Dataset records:
____________________
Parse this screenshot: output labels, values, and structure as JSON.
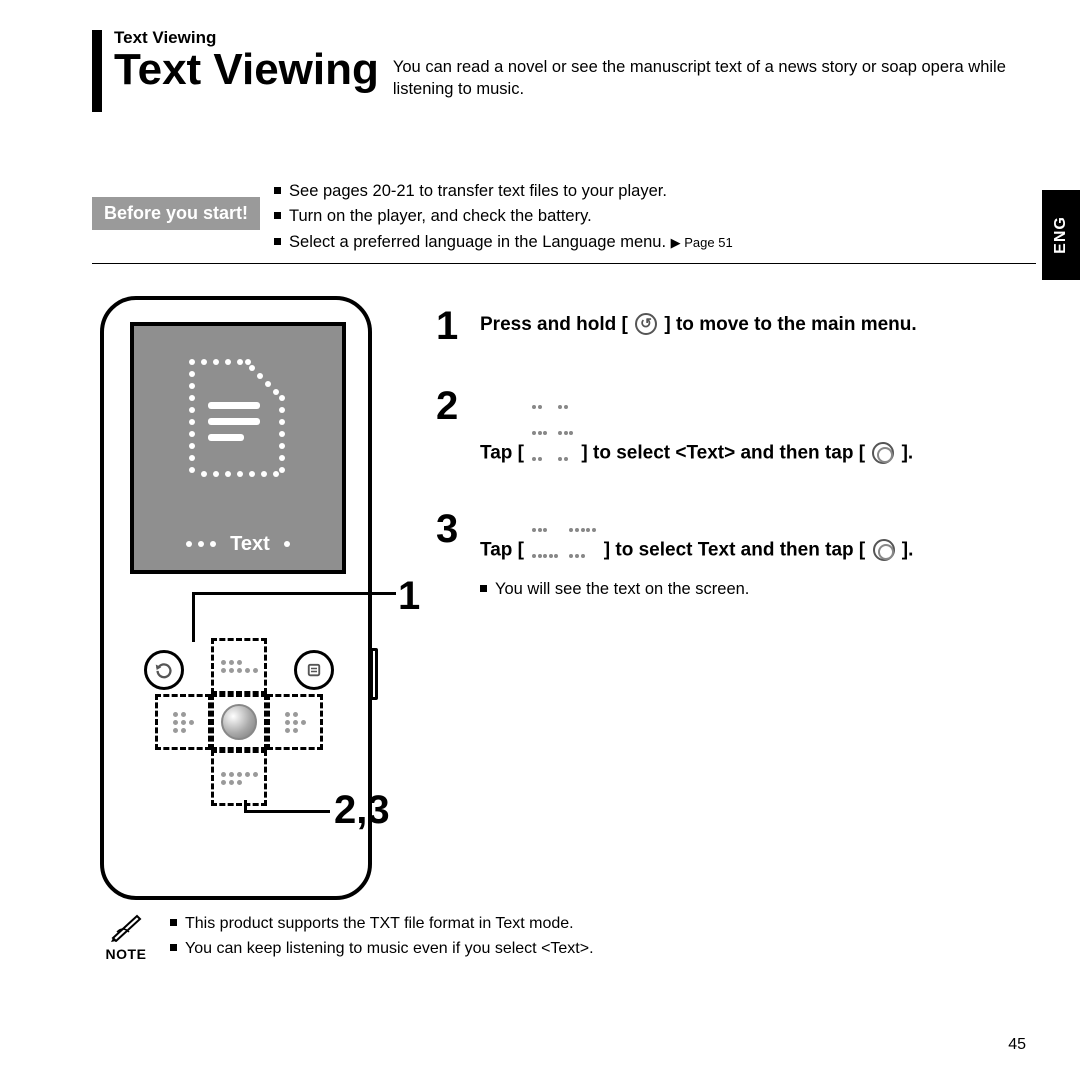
{
  "breadcrumb": "Text Viewing",
  "title": "Text Viewing",
  "subtitle": "You can read a novel or see the manuscript text of a news story or soap opera while listening to music.",
  "side_tab": "ENG",
  "before": {
    "label": "Before you start!",
    "items": [
      "See pages 20-21 to transfer text files to your player.",
      "Turn on the player, and check the battery.",
      "Select a preferred language in the Language menu."
    ],
    "page_ref": "▶ Page 51"
  },
  "device": {
    "screen_label": "Text",
    "callout_1": "1",
    "callout_23": "2,3"
  },
  "steps": [
    {
      "num": "1",
      "text_a": "Press and hold [",
      "text_b": "] to move to the main menu."
    },
    {
      "num": "2",
      "text_a": "Tap [",
      "text_b": "] to select <Text> and then tap [",
      "text_c": "]."
    },
    {
      "num": "3",
      "text_a": "Tap [",
      "text_b": "] to select Text and then tap [",
      "text_c": "].",
      "sub": "You will see the text on the screen."
    }
  ],
  "note": {
    "label": "NOTE",
    "items": [
      "This product supports the TXT file format in Text mode.",
      "You can keep listening to music even if you select <Text>."
    ]
  },
  "page_number": "45"
}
____________________
To be done:
Determine the number of lines in the data that contain "music" as a word or string, and state only that number.

The reply:
2